[Records from a data collection]
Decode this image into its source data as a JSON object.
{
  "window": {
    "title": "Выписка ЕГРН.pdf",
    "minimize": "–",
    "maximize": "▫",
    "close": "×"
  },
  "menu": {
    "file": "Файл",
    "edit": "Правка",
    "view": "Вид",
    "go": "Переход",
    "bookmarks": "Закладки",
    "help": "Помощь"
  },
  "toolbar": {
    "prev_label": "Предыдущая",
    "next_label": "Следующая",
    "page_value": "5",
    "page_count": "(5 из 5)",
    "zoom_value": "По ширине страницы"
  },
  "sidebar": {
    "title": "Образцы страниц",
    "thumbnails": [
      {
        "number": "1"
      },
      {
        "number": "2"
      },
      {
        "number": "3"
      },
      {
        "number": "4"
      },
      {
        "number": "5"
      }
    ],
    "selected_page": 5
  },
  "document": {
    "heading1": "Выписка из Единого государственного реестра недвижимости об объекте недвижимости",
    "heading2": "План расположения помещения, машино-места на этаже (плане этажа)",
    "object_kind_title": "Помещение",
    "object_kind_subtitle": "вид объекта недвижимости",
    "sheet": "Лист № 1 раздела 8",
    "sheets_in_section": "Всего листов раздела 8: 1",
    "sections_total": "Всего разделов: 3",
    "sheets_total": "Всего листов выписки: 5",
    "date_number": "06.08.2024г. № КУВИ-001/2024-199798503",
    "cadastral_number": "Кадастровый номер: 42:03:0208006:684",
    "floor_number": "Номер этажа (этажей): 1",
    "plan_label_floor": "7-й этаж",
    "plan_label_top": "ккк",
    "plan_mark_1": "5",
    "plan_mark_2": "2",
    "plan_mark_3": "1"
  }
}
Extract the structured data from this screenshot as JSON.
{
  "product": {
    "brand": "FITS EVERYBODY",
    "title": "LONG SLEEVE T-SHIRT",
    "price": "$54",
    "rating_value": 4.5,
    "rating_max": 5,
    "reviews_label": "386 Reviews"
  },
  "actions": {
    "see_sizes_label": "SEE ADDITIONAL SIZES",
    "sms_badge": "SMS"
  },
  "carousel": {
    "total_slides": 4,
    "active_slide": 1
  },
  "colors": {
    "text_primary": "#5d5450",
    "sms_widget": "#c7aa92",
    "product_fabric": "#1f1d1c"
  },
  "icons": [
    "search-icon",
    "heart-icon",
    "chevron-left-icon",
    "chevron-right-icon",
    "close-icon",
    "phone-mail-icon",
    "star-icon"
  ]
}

Job: Select the lines in this material that hold the word "chevron", leaving none out.

Solved exercise:
    "chevron-left-icon",
    "chevron-right-icon",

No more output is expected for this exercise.